VEDAT DEMİRÖZ (Bitlis) - Şimdi de İç Tüzük'ten yakınanlar maalesef kendilerinin engellediklerini ve buna göre torba yasaların çıkma zorunluluğunun ne olduğunu hepimiz biliyoruz. Bu şekilde bir İç Tüzük olduğu sürece torba yasalar da devam edecektir, başka çıkıp noktamız yok çünkü kamudaki işlerin yürümesi için...
BAŞKAN - Bir torba teklif hazırlığı içindesiniz galiba.
VEDAT DEMİRÖZ (Bitlis) - ...bir an önce kanunların çıkarılması gerekiyor.
MEHMET GÜNAL (Antalya) - Vedat Bey, Ticaret Kanunu'nu bu Meclis çıkardı, bak, Ceza Kanunu, Borçlar Kanunu, böyle kocaman, 2 bin sayfaydı ya, bu Meclis çıkardı. Biz de buradaydık, sen de buradaydın, çıkıyor demek ki ya.
VEDAT DEMİRÖZ (Bitlis) - Tamam, okumadan çıkarıldığını biliyoruz maddelerinin onların.
MEHMET GÜNAL (Antalya) - Gözünü seveyim. Demek ki uzlaşılırsa çıkıyor.
VEDAT DEMİRÖZ (Bitlis) - Onun için İç Tüzük değişmediği sürece bu torba yasaların da devam edeceğini ben size buradan söyleyeyim çünkü bir ihtiyaç.

# Sağlanan veriler
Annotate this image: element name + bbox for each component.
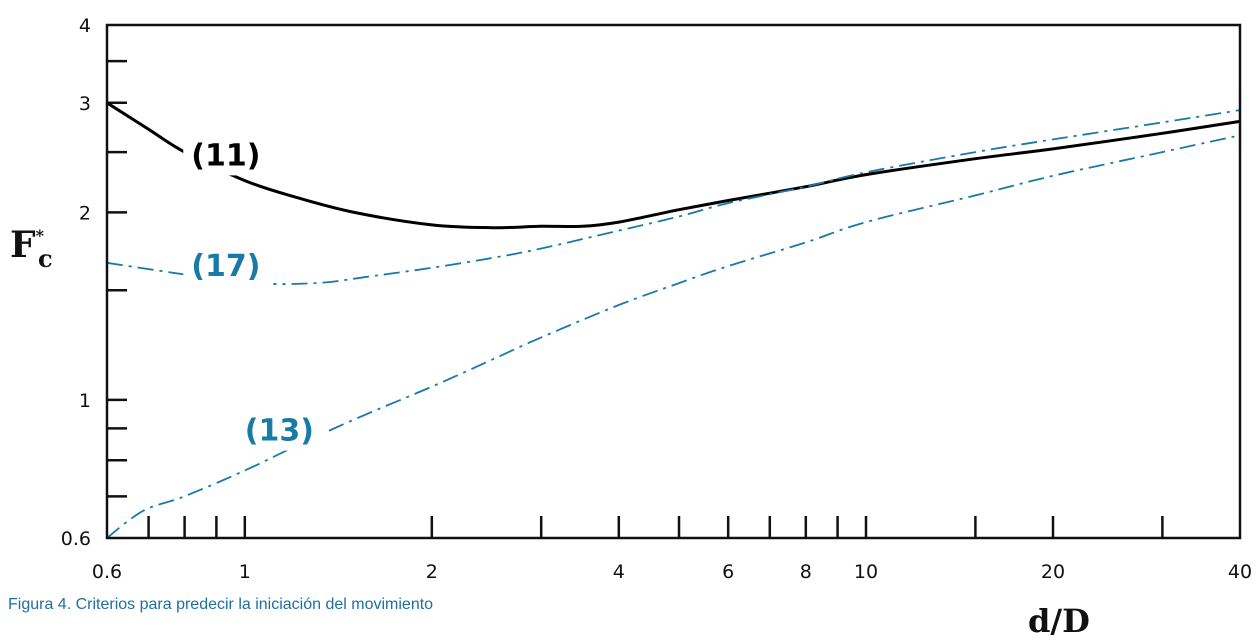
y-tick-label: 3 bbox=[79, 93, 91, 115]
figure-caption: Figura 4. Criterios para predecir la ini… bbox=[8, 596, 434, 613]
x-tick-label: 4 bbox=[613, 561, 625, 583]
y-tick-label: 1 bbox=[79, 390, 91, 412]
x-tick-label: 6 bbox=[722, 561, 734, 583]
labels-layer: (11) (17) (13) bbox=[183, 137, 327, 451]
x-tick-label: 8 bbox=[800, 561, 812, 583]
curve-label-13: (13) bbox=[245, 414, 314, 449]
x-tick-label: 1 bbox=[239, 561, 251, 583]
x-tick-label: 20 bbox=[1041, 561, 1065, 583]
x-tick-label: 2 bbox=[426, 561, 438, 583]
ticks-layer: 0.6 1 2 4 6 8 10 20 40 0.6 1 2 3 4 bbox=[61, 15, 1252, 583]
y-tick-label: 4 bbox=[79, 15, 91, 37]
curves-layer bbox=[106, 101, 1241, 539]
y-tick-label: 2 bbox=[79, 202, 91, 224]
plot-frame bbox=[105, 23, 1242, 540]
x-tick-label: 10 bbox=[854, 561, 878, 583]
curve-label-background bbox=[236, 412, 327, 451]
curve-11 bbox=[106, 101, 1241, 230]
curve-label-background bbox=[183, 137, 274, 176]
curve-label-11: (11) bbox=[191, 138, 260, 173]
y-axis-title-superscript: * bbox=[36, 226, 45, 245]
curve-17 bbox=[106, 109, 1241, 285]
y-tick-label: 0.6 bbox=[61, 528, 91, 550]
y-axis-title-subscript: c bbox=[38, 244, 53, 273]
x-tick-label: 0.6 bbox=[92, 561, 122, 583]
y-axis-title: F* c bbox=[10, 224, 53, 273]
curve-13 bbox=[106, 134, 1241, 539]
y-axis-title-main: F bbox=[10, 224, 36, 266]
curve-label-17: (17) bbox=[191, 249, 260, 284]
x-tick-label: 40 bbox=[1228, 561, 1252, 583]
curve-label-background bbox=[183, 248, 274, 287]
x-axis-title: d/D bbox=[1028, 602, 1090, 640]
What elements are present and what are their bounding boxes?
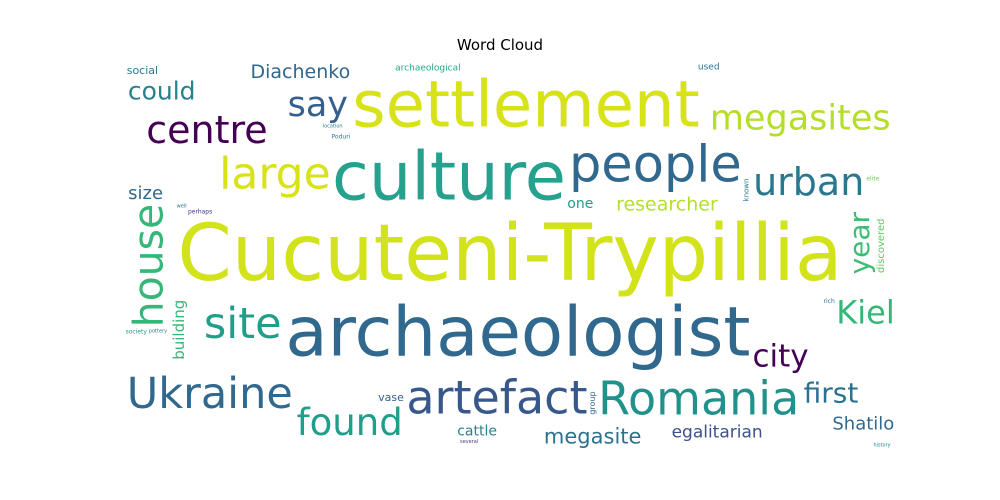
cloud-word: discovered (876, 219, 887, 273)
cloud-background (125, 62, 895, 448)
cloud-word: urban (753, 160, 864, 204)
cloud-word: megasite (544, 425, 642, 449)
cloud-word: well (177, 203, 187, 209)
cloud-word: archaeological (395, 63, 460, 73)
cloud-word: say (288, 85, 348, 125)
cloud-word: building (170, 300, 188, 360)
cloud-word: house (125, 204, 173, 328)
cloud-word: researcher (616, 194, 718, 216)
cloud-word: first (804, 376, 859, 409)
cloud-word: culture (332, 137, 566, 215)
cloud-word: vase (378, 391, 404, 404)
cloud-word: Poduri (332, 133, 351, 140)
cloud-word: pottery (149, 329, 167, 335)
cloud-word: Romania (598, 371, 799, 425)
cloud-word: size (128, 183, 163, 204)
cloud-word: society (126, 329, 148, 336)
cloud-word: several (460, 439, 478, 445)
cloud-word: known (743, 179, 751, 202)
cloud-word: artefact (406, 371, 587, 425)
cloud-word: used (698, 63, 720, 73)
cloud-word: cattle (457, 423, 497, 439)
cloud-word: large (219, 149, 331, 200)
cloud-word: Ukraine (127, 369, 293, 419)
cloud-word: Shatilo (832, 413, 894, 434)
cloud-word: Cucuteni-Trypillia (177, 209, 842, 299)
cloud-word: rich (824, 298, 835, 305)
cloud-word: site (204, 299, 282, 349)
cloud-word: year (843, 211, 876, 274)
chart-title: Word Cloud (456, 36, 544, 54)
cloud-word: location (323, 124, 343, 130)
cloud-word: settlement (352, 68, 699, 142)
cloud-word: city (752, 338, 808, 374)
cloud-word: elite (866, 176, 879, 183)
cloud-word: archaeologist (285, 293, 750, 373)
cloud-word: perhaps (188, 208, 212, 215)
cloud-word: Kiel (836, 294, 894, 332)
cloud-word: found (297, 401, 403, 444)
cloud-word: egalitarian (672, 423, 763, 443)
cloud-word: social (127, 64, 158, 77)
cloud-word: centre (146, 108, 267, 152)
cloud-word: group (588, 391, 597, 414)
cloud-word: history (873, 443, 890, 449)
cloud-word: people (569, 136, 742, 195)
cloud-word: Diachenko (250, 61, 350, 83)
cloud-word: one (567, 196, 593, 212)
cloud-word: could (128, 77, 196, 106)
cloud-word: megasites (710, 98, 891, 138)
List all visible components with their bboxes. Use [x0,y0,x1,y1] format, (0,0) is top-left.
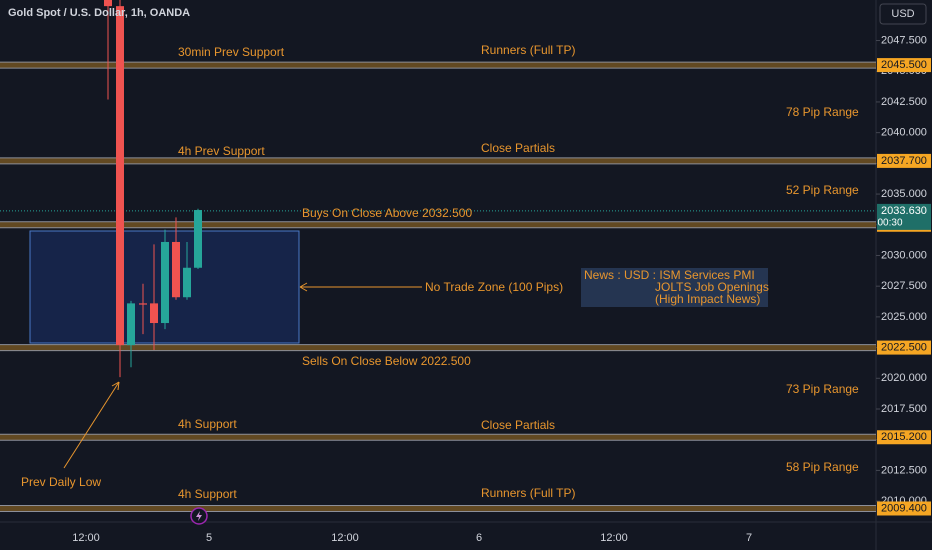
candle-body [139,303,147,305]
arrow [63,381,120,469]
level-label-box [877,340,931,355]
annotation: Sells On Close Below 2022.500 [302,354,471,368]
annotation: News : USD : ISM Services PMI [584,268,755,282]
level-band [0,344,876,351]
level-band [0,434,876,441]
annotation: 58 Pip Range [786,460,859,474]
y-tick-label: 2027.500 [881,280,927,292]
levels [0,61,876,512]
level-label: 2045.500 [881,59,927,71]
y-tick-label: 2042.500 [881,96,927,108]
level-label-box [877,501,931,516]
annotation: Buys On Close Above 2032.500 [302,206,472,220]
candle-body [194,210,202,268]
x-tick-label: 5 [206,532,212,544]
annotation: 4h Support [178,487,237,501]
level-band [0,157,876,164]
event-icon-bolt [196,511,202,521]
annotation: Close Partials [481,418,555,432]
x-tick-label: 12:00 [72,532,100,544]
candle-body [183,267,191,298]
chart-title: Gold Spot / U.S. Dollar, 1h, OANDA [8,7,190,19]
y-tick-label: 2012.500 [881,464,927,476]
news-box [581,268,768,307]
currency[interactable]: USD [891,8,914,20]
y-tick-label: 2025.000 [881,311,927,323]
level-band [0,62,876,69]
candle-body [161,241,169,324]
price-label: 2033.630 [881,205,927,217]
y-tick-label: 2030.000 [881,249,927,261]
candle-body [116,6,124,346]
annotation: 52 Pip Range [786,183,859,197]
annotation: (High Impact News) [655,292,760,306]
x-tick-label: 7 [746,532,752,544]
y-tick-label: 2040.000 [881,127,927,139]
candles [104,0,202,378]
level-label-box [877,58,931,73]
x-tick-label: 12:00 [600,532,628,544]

# Göreviniz
Torba yasalar ve İç Tüzük üzerine Meclis tutanağını, son konuşmanın ardından gelecek bölümü yazarak sürdürün. Materyal başka bir kaynaktan alınmıştır.

# Yanıt
Plan Bütçe Komisyonunun çalışma ortamını görüyorsunuz. Tabii, sunumunuzu da gördük, sevindik. İnşallah burası da bir an önce çalışılabilir bir ortama gelir.
MEHMET GÜNAL (Antalya) - Sayın Başbakanla Sayın Arınç "Bundan sonra torba yok." dedi, sen yine ters konuşuyorsun.
BAŞKAN - Efendim, "Biz demokratik bir partiyiz, istediğimiz gibi söyleriz. Sizin gibi değil." diyor arkadaşımız.
MEHMET GÜNAL (Antalya) - Kendisi için iyi olmaz.
VEDAT DEMİRÖZ (Bitlis) - Sayıştay raporlarını düzenlemiş, kurumumuza teşekkür ediyoruz. Ama ısrarla arkadaşlar raporları göstererek "Niye tenkit etmiyorsunuz, niye bunlarda tenkit yok?" diyorlar. Olmayan bir şeyi ille yazmak mı gerekiyor? Yani her kurumda suistimal mi olması lazım? Suistimal olanları veyahut da olması... İstiyorsunuz yani, çıkarıp sallıyor, "Niye bunlarda suistimaller yazılmamış?" aksini ispat etsin, var olan ispat etsin, söylesin.
MEHMET GÜNAL (Antalya) - Söyledim. Olanı niye araştırmıyorsun?
VEDAT DEMİRÖZ (Bitlis) - Sayın Keskin şimdi dinleyemiyor, telefonda ama kendisi olmayanlar olan kurumlarda gösterdiği raporlarda en azından kendisinin "Şu var, niye bunu yazmadınız?" demesi lazım. "Niye ille burada aksine bir şey yazmadınız?" deyip Sayıştay denetçilerini suçluyor. Bu da yanlış bir tespit. En azından siz kendiniz bir tespit yapın, deyin ki: "Şu kurumda şu var. Bunu niye yazmadınız?"
AYKUT ERDOĞDU (İstanbul) - Dedik işte.
BAŞKAN - Komisyon üyesi olmayan milletvekillerini dikkate almıyoruz yalnız.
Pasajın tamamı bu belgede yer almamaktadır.